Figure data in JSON
-.-.-

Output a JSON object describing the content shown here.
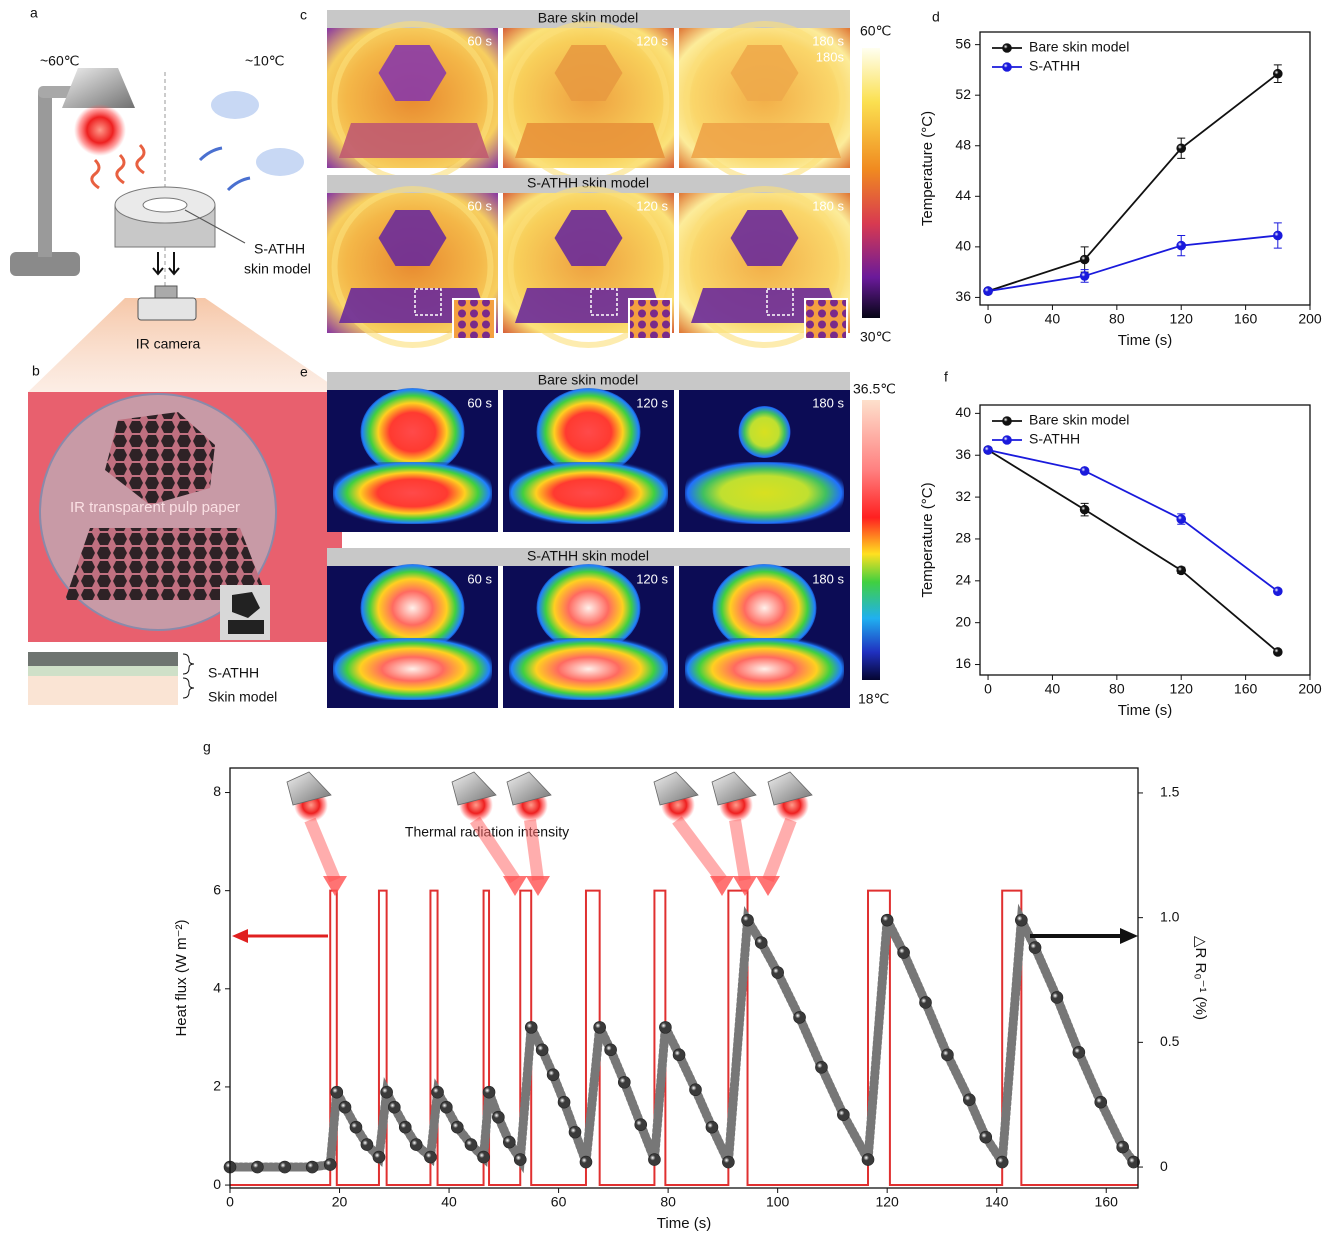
{
  "panel_labels": [
    "a",
    "b",
    "c",
    "d",
    "e",
    "f",
    "g"
  ],
  "diagram_a": {
    "lamp_temp": "~60℃",
    "cold_temp": "~10℃",
    "sample": "S-ATHH",
    "sample_line2": "skin model",
    "camera": "IR camera"
  },
  "photo_b": {
    "label": "IR transparent pulp paper",
    "layer1": "S-ATHH",
    "layer2": "Skin model"
  },
  "thermal_c": {
    "rows": [
      {
        "title": "Bare skin model",
        "times": [
          "60 s",
          "120 s",
          "180 s"
        ]
      },
      {
        "title": "S-ATHH skin model",
        "times": [
          "60 s",
          "120 s",
          "180 s"
        ]
      }
    ],
    "extra_time": "180s",
    "scale_max": "60℃",
    "scale_min": "30℃"
  },
  "thermal_e": {
    "rows": [
      {
        "title": "Bare skin model",
        "times": [
          "60 s",
          "120 s",
          "180 s"
        ]
      },
      {
        "title": "S-ATHH skin model",
        "times": [
          "60 s",
          "120 s",
          "180 s"
        ]
      }
    ],
    "scale_max": "36.5℃",
    "scale_min": "18℃"
  },
  "chart_data": [
    {
      "type": "line",
      "x": [
        0,
        60,
        120,
        180
      ],
      "xlim": [
        -5,
        200
      ],
      "xticks": [
        0,
        40,
        80,
        120,
        160,
        200
      ],
      "ylim": [
        35.4,
        57
      ],
      "yticks": [
        36,
        40,
        44,
        48,
        52,
        56
      ],
      "x_label": "Time (s)",
      "y_label": "Temperature (°C)",
      "legend": "upper left",
      "series": [
        {
          "name": "Bare skin model",
          "color": "#111111",
          "values": [
            36.5,
            39.0,
            47.8,
            53.7
          ],
          "errors": [
            0.2,
            1.0,
            0.8,
            0.7
          ]
        },
        {
          "name": "S-ATHH",
          "color": "#1a1adc",
          "values": [
            36.5,
            37.7,
            40.1,
            40.9
          ],
          "errors": [
            0.2,
            0.5,
            0.8,
            1.0
          ]
        }
      ]
    },
    {
      "type": "line",
      "x": [
        0,
        60,
        120,
        180
      ],
      "xlim": [
        -5,
        200
      ],
      "xticks": [
        0,
        40,
        80,
        120,
        160,
        200
      ],
      "ylim": [
        15,
        40.8
      ],
      "yticks": [
        16,
        20,
        24,
        28,
        32,
        36,
        40
      ],
      "x_label": "Time (s)",
      "y_label": "Temperature (°C)",
      "legend": "upper left",
      "series": [
        {
          "name": "Bare skin model",
          "color": "#111111",
          "values": [
            36.5,
            30.8,
            25.0,
            17.2
          ],
          "errors": [
            0.2,
            0.6,
            0.3,
            0.2
          ]
        },
        {
          "name": "S-ATHH",
          "color": "#1a1adc",
          "values": [
            36.5,
            34.5,
            29.9,
            23.0
          ],
          "errors": [
            0.2,
            0.2,
            0.5,
            0.2
          ]
        }
      ]
    },
    {
      "type": "combo",
      "annotation": "Thermal radiation intensity",
      "xlim": [
        0,
        165.8
      ],
      "xticks": [
        0,
        20,
        40,
        60,
        80,
        100,
        120,
        140,
        160
      ],
      "ylim": [
        -0.06,
        8.5
      ],
      "yticks": [
        0,
        2,
        4,
        6,
        8
      ],
      "y2lim": [
        -0.084,
        1.6
      ],
      "y2ticks": [
        0,
        0.5,
        {
          "value": 1,
          "label": "1.0"
        },
        1.5
      ],
      "x_label": "Time (s)",
      "y_label": "Heat flux (W m⁻²)",
      "y2_label": "△R R₀⁻¹ (%)",
      "series": [
        {
          "type": "line",
          "color": "#e03030",
          "x": [
            0,
            18.3,
            18.3,
            19.5,
            19.5,
            27.2,
            27.2,
            28.6,
            28.6,
            36.6,
            36.6,
            37.9,
            37.9,
            46.3,
            46.3,
            47.3,
            47.3,
            53,
            53,
            55,
            55,
            65,
            65,
            67.5,
            67.5,
            77.5,
            77.5,
            79.5,
            79.5,
            91,
            91,
            94.5,
            94.5,
            116.5,
            116.5,
            120.5,
            120.5,
            141,
            141,
            144.5,
            144.5,
            165.8
          ],
          "values": [
            0,
            0,
            6,
            6,
            0,
            0,
            6,
            6,
            0,
            0,
            6,
            6,
            0,
            0,
            6,
            6,
            0,
            0,
            6,
            6,
            0,
            0,
            6,
            6,
            0,
            0,
            6,
            6,
            0,
            0,
            6,
            6,
            0,
            0,
            6,
            6,
            0,
            0,
            6,
            6,
            0,
            0
          ]
        },
        {
          "type": "scatter",
          "axis": "y2",
          "color": "#3a3a3a",
          "x": [
            0,
            5,
            10,
            15,
            18.3,
            19.5,
            21,
            23,
            25,
            27.2,
            28.6,
            30,
            32,
            34,
            36.6,
            37.9,
            39.5,
            41.5,
            44,
            46.3,
            47.3,
            49,
            51,
            53,
            55,
            57,
            59,
            61,
            63,
            65,
            67.5,
            69.5,
            72,
            75,
            77.5,
            79.5,
            82,
            85,
            88,
            91,
            94.5,
            97,
            100,
            104,
            108,
            112,
            116.5,
            120,
            123,
            127,
            131,
            135,
            138,
            141,
            144.5,
            147,
            151,
            155,
            159,
            163,
            165
          ],
          "values": [
            0,
            0,
            0,
            0,
            0.01,
            0.3,
            0.24,
            0.16,
            0.09,
            0.04,
            0.3,
            0.24,
            0.16,
            0.09,
            0.04,
            0.3,
            0.24,
            0.16,
            0.09,
            0.04,
            0.3,
            0.2,
            0.1,
            0.03,
            0.56,
            0.47,
            0.37,
            0.26,
            0.14,
            0.02,
            0.56,
            0.47,
            0.34,
            0.17,
            0.03,
            0.56,
            0.45,
            0.31,
            0.16,
            0.02,
            0.99,
            0.9,
            0.78,
            0.6,
            0.4,
            0.21,
            0.03,
            0.99,
            0.86,
            0.66,
            0.45,
            0.27,
            0.12,
            0.02,
            0.99,
            0.88,
            0.68,
            0.46,
            0.26,
            0.08,
            0.02
          ]
        }
      ]
    }
  ]
}
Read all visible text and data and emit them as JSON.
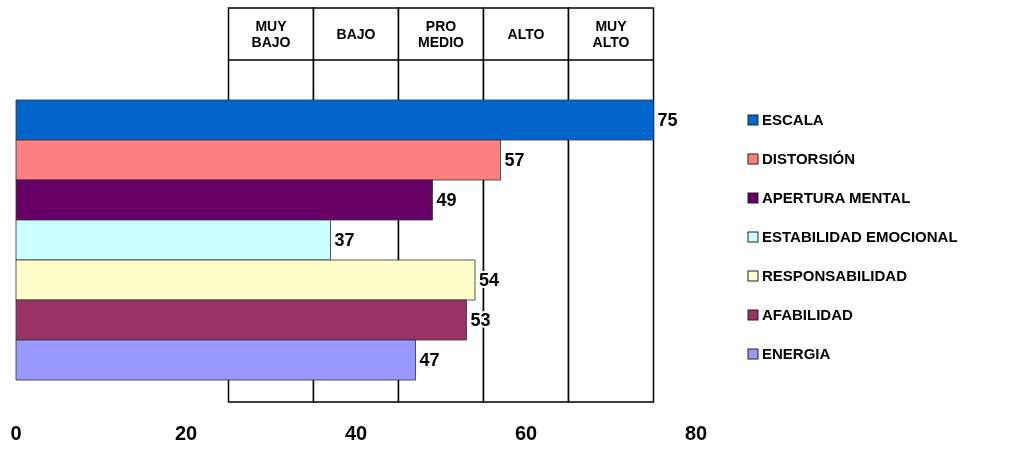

-.-.-

Pictures excluded, quote all the data above exactly.

Output a JSON object describing the content shown here.
{
  "panel_labels": [
    "a",
    "b",
    "c",
    "d",
    "e",
    "f",
    "g"
  ],
  "diagram_a": {
    "lamp_temp": "~60℃",
    "cold_temp": "~10℃",
    "sample": "S-ATHH",
    "sample_line2": "skin model",
    "camera": "IR camera"
  },
  "photo_b": {
    "label": "IR transparent pulp paper",
    "layer1": "S-ATHH",
    "layer2": "Skin model"
  },
  "thermal_c": {
    "rows": [
      {
        "title": "Bare skin model",
        "times": [
          "60 s",
          "120 s",
          "180 s"
        ]
      },
      {
        "title": "S-ATHH skin model",
        "times": [
          "60 s",
          "120 s",
          "180 s"
        ]
      }
    ],
    "extra_time": "180s",
    "scale_max": "60℃",
    "scale_min": "30℃"
  },
  "thermal_e": {
    "rows": [
      {
        "title": "Bare skin model",
        "times": [
          "60 s",
          "120 s",
          "180 s"
        ]
      },
      {
        "title": "S-ATHH skin model",
        "times": [
          "60 s",
          "120 s",
          "180 s"
        ]
      }
    ],
    "scale_max": "36.5℃",
    "scale_min": "18℃"
  },
  "chart_data": [
    {
      "type": "line",
      "x": [
        0,
        60,
        120,
        180
      ],
      "xlim": [
        -5,
        200
      ],
      "xticks": [
        0,
        40,
        80,
        120,
        160,
        200
      ],
      "ylim": [
        35.4,
        57
      ],
      "yticks": [
        36,
        40,
        44,
        48,
        52,
        56
      ],
      "x_label": "Time (s)",
      "y_label": "Temperature (°C)",
      "legend": "upper left",
      "series": [
        {
          "name": "Bare skin model",
          "color": "#111111",
          "values": [
            36.5,
            39.0,
            47.8,
            53.7
          ],
          "errors": [
            0.2,
            1.0,
            0.8,
            0.7
          ]
        },
        {
          "name": "S-ATHH",
          "color": "#1a1adc",
          "values": [
            36.5,
            37.7,
            40.1,
            40.9
          ],
          "errors": [
            0.2,
            0.5,
            0.8,
            1.0
          ]
        }
      ]
    },
    {
      "type": "line",
      "x": [
        0,
        60,
        120,
        180
      ],
      "xlim": [
        -5,
        200
      ],
      "xticks": [
        0,
        40,
        80,
        120,
        160,
        200
      ],
      "ylim": [
        15,
        40.8
      ],
      "yticks": [
        16,
        20,
        24,
        28,
        32,
        36,
        40
      ],
      "x_label": "Time (s)",
      "y_label": "Temperature (°C)",
      "legend": "upper left",
      "series": [
        {
          "name": "Bare skin model",
          "color": "#111111",
          "values": [
            36.5,
            30.8,
            25.0,
            17.2
          ],
          "errors": [
            0.2,
            0.6,
            0.3,
            0.2
          ]
        },
        {
          "name": "S-ATHH",
          "color": "#1a1adc",
          "values": [
            36.5,
            34.5,
            29.9,
            23.0
          ],
          "errors": [
            0.2,
            0.2,
            0.5,
            0.2
          ]
        }
      ]
    },
    {
      "type": "combo",
      "annotation": "Thermal radiation intensity",
      "xlim": [
        0,
        165.8
      ],
      "xticks": [
        0,
        20,
        40,
        60,
        80,
        100,
        120,
        140,
        160
      ],
      "ylim": [
        -0.06,
        8.5
      ],
      "yticks": [
        0,
        2,
        4,
        6,
        8
      ],
      "y2lim": [
        -0.084,
        1.6
      ],
      "y2ticks": [
        0,
        0.5,
        {
          "value": 1,
          "label": "1.0"
        },
        1.5
      ],
      "x_label": "Time (s)",
      "y_label": "Heat flux (W m⁻²)",
      "y2_label": "△R R₀⁻¹ (%)",
      "series": [
        {
          "type": "line",
          "color": "#e03030",
          "x": [
            0,
            18.3,
            18.3,
            19.5,
            19.5,
            27.2,
            27.2,
            28.6,
            28.6,
            36.6,
            36.6,
            37.9,
            37.9,
            46.3,
            46.3,
            47.3,
            47.3,
            53,
            53,
            55,
            55,
            65,
            65,
            67.5,
            67.5,
            77.5,
            77.5,
            79.5,
            79.5,
            91,
            91,
            94.5,
            94.5,
            116.5,
            116.5,
            120.5,
            120.5,
            141,
            141,
            144.5,
            144.5,
            165.8
          ],
          "values": [
            0,
            0,
            6,
            6,
            0,
            0,
            6,
            6,
            0,
            0,
            6,
            6,
            0,
            0,
            6,
            6,
            0,
            0,
            6,
            6,
            0,
            0,
            6,
            6,
            0,
            0,
            6,
            6,
            0,
            0,
            6,
            6,
            0,
            0,
            6,
            6,
            0,
            0,
            6,
            6,
            0,
            0
          ]
        },
        {
          "type": "scatter",
          "axis": "y2",
          "color": "#3a3a3a",
          "x": [
            0,
            5,
            10,
            15,
            18.3,
            19.5,
            21,
            23,
            25,
            27.2,
            28.6,
            30,
            32,
            34,
            36.6,
            37.9,
            39.5,
            41.5,
            44,
            46.3,
            47.3,
            49,
            51,
            53,
            55,
            57,
            59,
            61,
            63,
            65,
            67.5,
            69.5,
            72,
            75,
            77.5,
            79.5,
            82,
            85,
            88,
            91,
            94.5,
            97,
            100,
            104,
            108,
            112,
            116.5,
            120,
            123,
            127,
            131,
            135,
            138,
            141,
            144.5,
            147,
            151,
            155,
            159,
            163,
            165
          ],
          "values": [
            0,
            0,
            0,
            0,
            0.01,
            0.3,
            0.24,
            0.16,
            0.09,
            0.04,
            0.3,
            0.24,
            0.16,
            0.09,
            0.04,
            0.3,
            0.24,
            0.16,
            0.09,
            0.04,
            0.3,
            0.2,
            0.1,
            0.03,
            0.56,
            0.47,
            0.37,
            0.26,
            0.14,
            0.02,
            0.56,
            0.47,
            0.34,
            0.17,
            0.03,
            0.56,
            0.45,
            0.31,
            0.16,
            0.02,
            0.99,
            0.9,
            0.78,
            0.6,
            0.4,
            0.21,
            0.03,
            0.99,
            0.86,
            0.66,
            0.45,
            0.27,
            0.12,
            0.02,
            0.99,
            0.88,
            0.68,
            0.46,
            0.26,
            0.08,
            0.02
          ]
        }
      ]
    }
  ]
}
Read all visible text and data and emit them as JSON.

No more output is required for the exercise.